Problem to work on:
Identify, in the records below, every line where the string "bien" appears, and copy each such line.

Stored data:
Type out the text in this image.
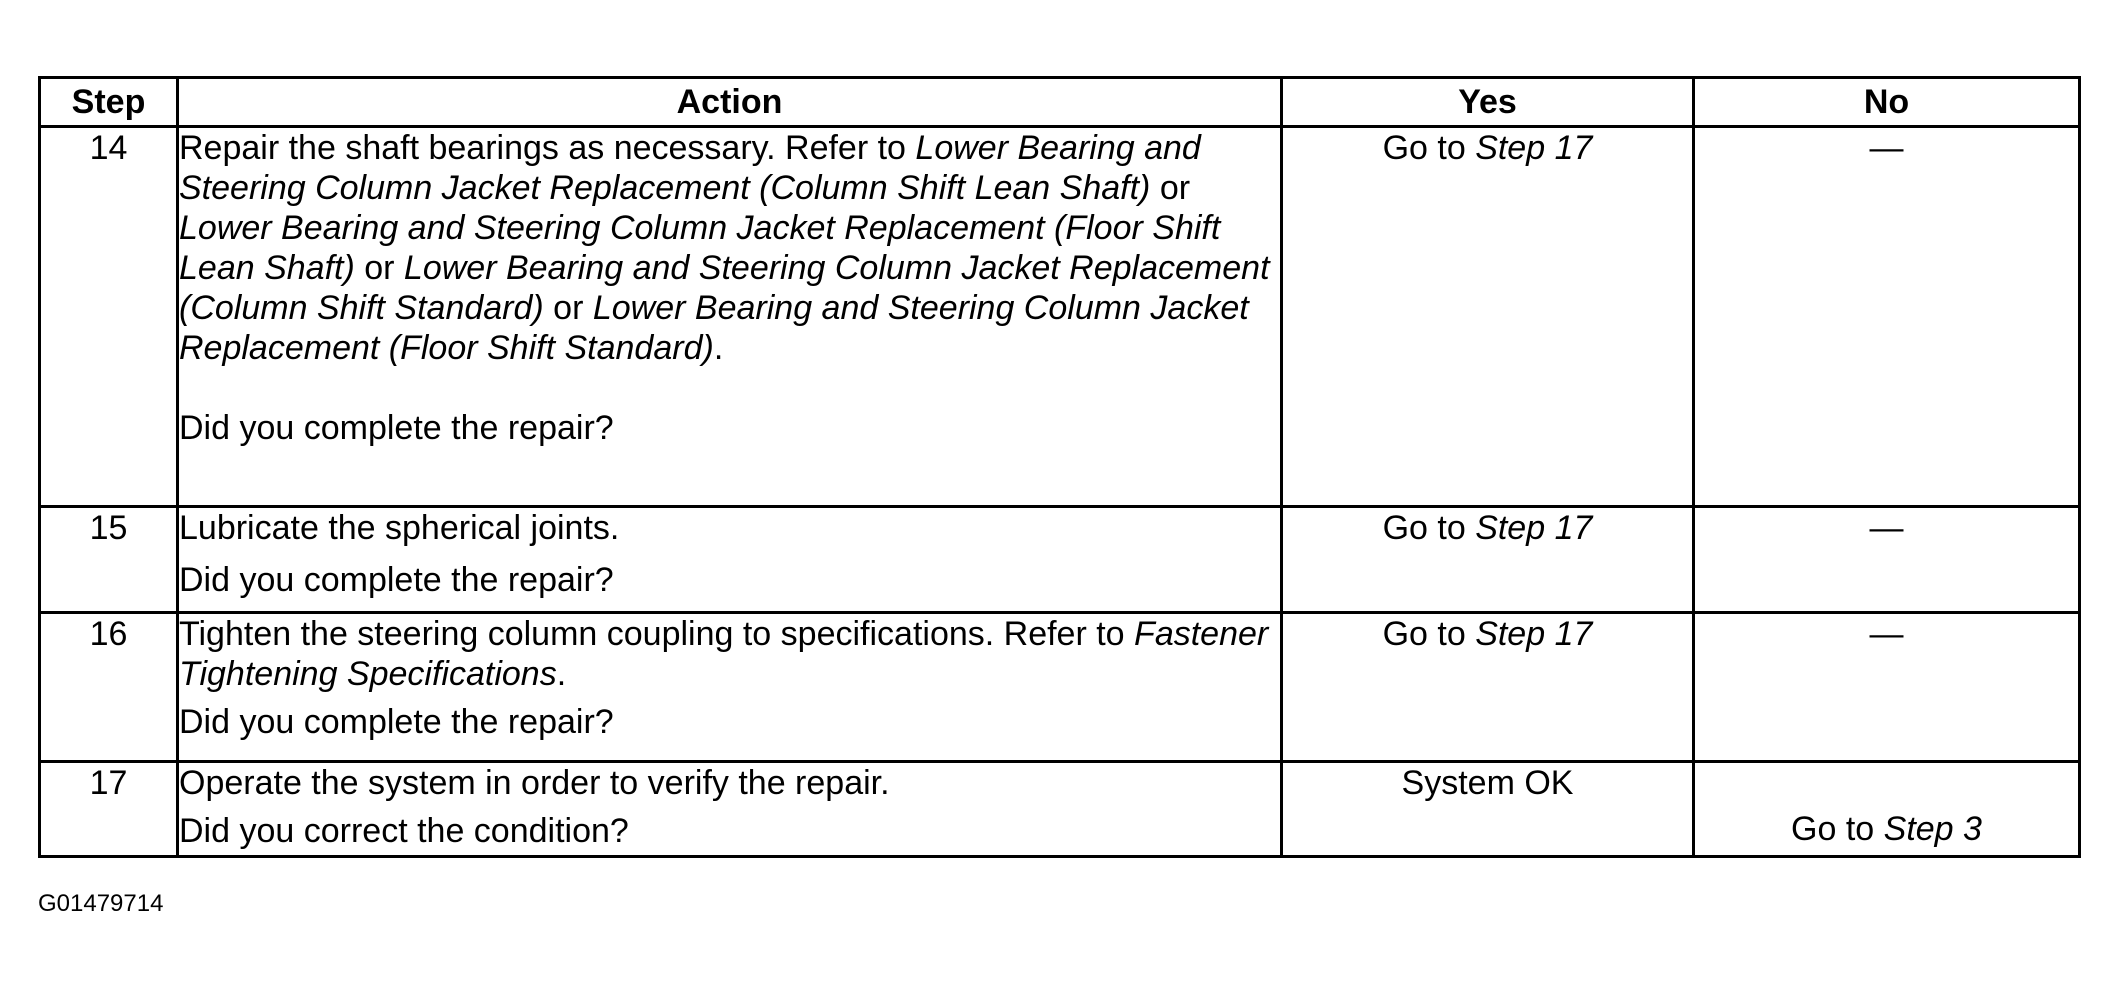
Step	Action	Yes	No
14	Repair the shaft bearings as necessary. Refer to Lower Bearing and Steering Column Jacket Replacement (Column Shift Lean Shaft) or Lower Bearing and Steering Column Jacket Replacement (Floor Shift Lean Shaft) or Lower Bearing and Steering Column Jacket Replacement (Column Shift Standard) or Lower Bearing and Steering Column Jacket Replacement (Floor Shift Standard).

Did you complete the repair?	Go to Step 17	—
15	Lubricate the spherical joints.

Did you complete the repair?	Go to Step 17	—
16	Tighten the steering column coupling to specifications. Refer to Fastener Tightening Specifications.

Did you complete the repair?	Go to Step 17	—
17	Operate the system in order to verify the repair.

Did you correct the condition?	System OK	Go to Step 3
G01479714
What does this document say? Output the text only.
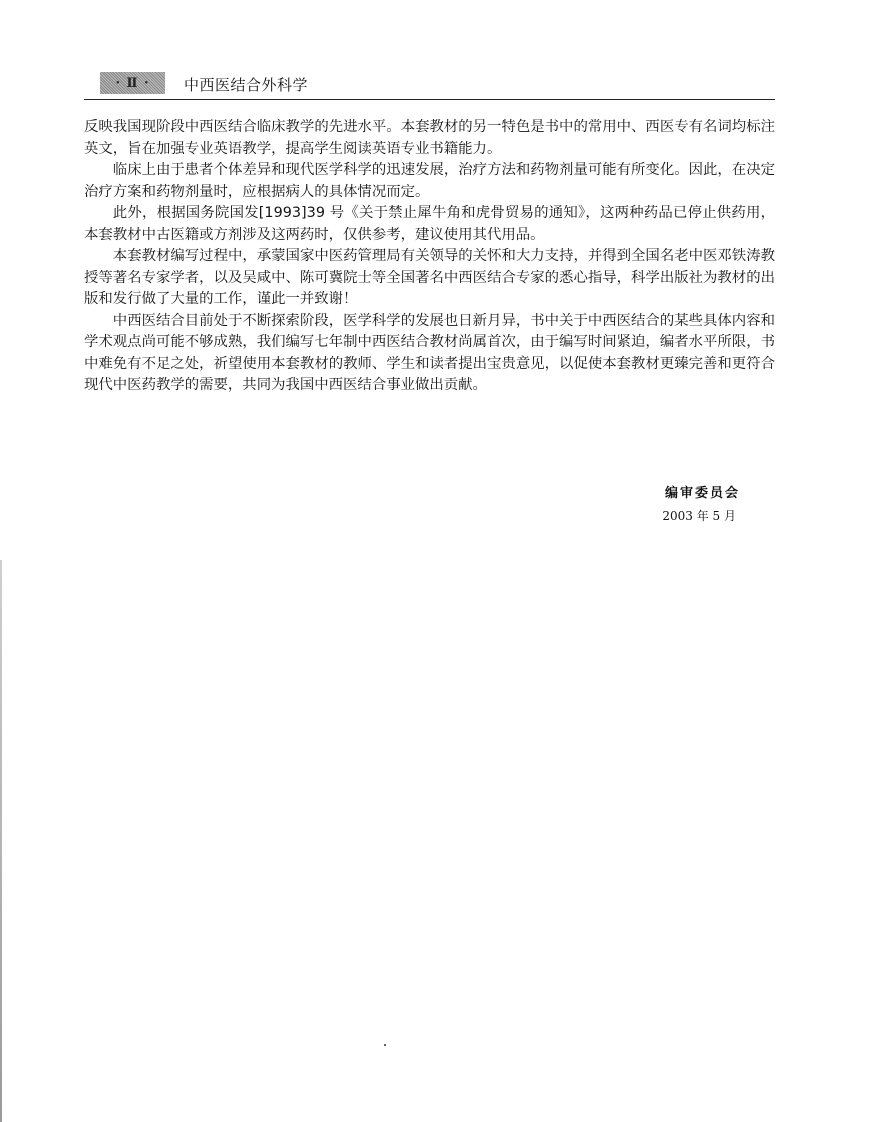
· Ⅱ ·	中西医结合外科学

反映我国现阶段中西医结合临床教学的先进水平。本套教材的另一特色是书中的常用中、西医专有名词均标注英文，旨在加强专业英语教学，提高学生阅读英语专业书籍能力。

临床上由于患者个体差异和现代医学科学的迅速发展，治疗方法和药物剂量可能有所变化。因此，在决定治疗方案和药物剂量时，应根据病人的具体情况而定。

此外，根据国务院国发[1993]39 号《关于禁止犀牛角和虎骨贸易的通知》，这两种药品已停止供药用，本套教材中古医籍或方剂涉及这两药时，仅供参考，建议使用其代用品。

本套教材编写过程中，承蒙国家中医药管理局有关领导的关怀和大力支持，并得到全国名老中医邓铁涛教授等著名专家学者，以及吴咸中、陈可冀院士等全国著名中西医结合专家的悉心指导，科学出版社为教材的出版和发行做了大量的工作，谨此一并致谢！

中西医结合目前处于不断探索阶段，医学科学的发展也日新月异，书中关于中西医结合的某些具体内容和学术观点尚可能不够成熟，我们编写七年制中西医结合教材尚属首次，由于编写时间紧迫，编者水平所限，书中难免有不足之处，祈望使用本套教材的教师、学生和读者提出宝贵意见，以促使本套教材更臻完善和更符合现代中医药教学的需要，共同为我国中西医结合事业做出贡献。

编审委员会
2003 年 5 月
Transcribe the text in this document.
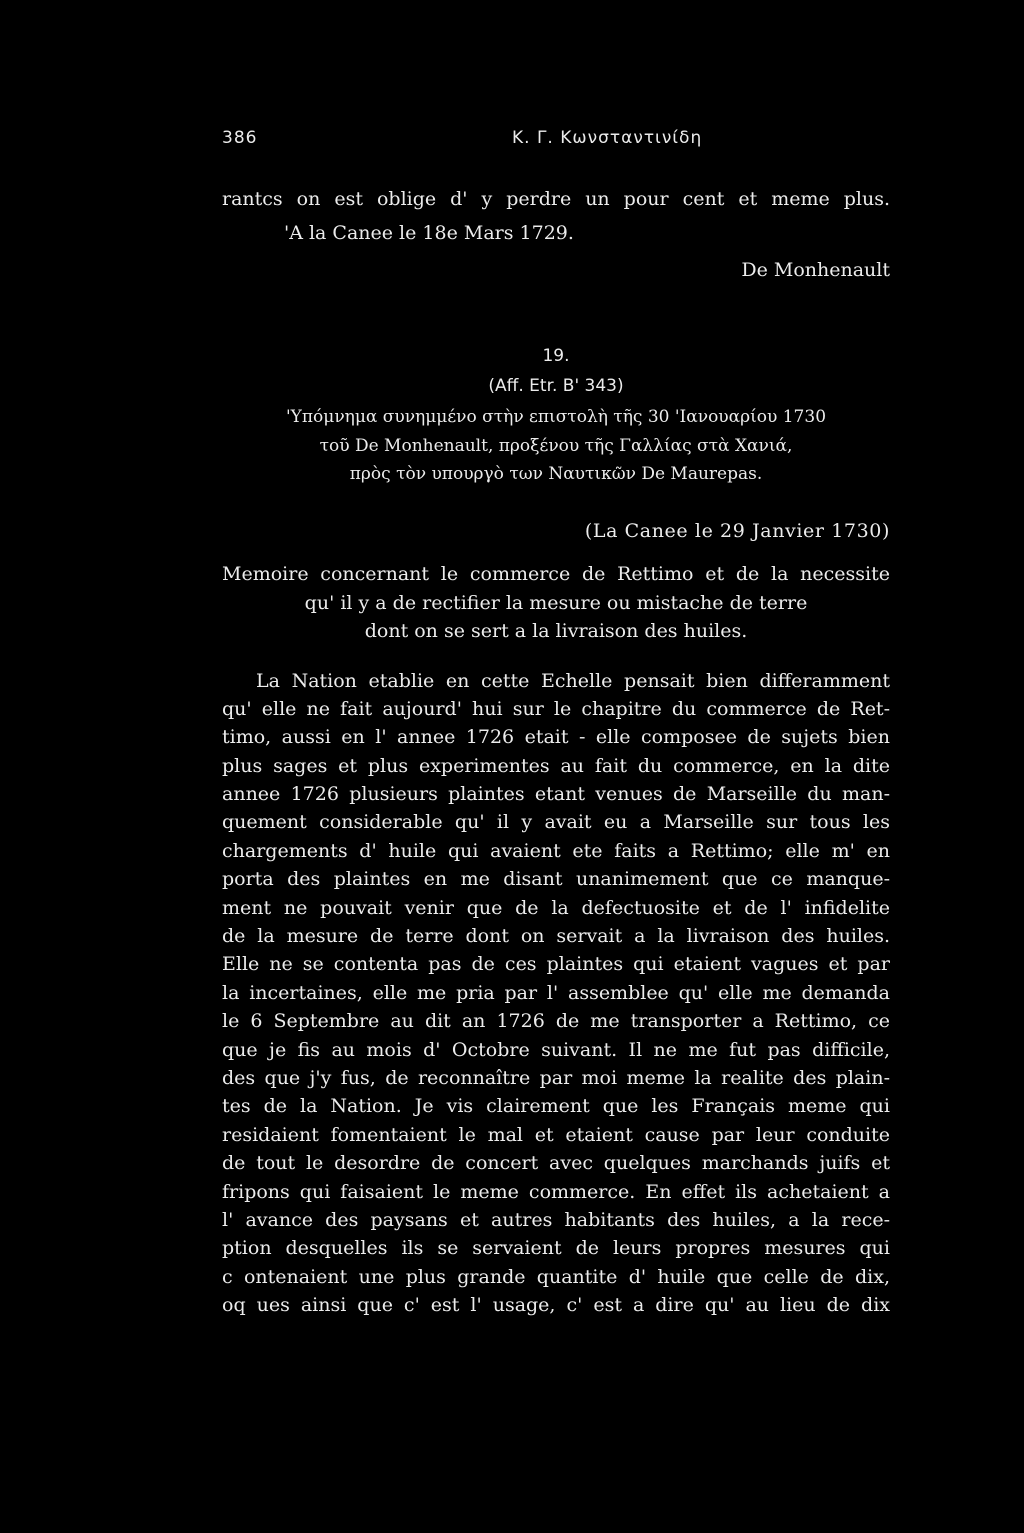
386	Κ. Γ. Κωνσταντινίδη
rantcs on est oblige d' y perdre un pour cent et meme plus.
'A la Canee le 18e Mars 1729.
De Monhenault
19.
(Aff. Etr. B' 343)
'Υπόμνημα συνημμένο στὴν επιστολὴ τῆς 30 'Ιανουαρίου 1730
τοῦ De Monhenault, προξένου τῆς Γαλλίας στὰ Χανιά,
πρὸς τὸν υπουργὸ των Ναυτικῶν De Maurepas.
(La Canee le 29 Janvier 1730)
Memoire concernant le commerce de Rettimo et de la necessite
qu' il y a de rectifier la mesure ou mistache de terre
dont on se sert a la livraison des huiles.
La Nation etablie en cette Echelle pensait bien differamment
qu' elle ne fait aujourd' hui sur le chapitre du commerce de Ret-
timo, aussi en l' annee 1726 etait - elle composee de sujets bien
plus sages et plus experimentes au fait du commerce, en la dite
annee 1726 plusieurs plaintes etant venues de Marseille du man-
quement considerable qu' il y avait eu a Marseille sur tous les
chargements d' huile qui avaient ete faits a Rettimo; elle m' en
porta des plaintes en me disant unanimement que ce manque-
ment ne pouvait venir que de la defectuosite et de l' infidelite
de la mesure de terre dont on servait a la livraison des huiles.
Elle ne se contenta pas de ces plaintes qui etaient vagues et par
la incertaines, elle me pria par l' assemblee qu' elle me demanda
le 6 Septembre au dit an 1726 de me transporter a Rettimo, ce
que je fis au mois d' Octobre suivant. Il ne me fut pas difficile,
des que j'y fus, de reconnaître par moi meme la realite des plain-
tes de la Nation. Je vis clairement que les Français meme qui
residaient fomentaient le mal et etaient cause par leur conduite
de tout le desordre de concert avec quelques marchands juifs et
fripons qui faisaient le meme commerce. En effet ils achetaient a
l' avance des paysans et autres habitants des huiles, a la rece-
ption desquelles ils se servaient de leurs propres mesures qui
c ontenaient une plus grande quantite d' huile que celle de dix,
oq ues ainsi que c' est l' usage, c' est a dire qu' au lieu de dix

Solution to the exercise:
La Nation etablie en cette Echelle pensait bien differamment
timo, aussi en l' annee 1726 etait - elle composee de sujets bien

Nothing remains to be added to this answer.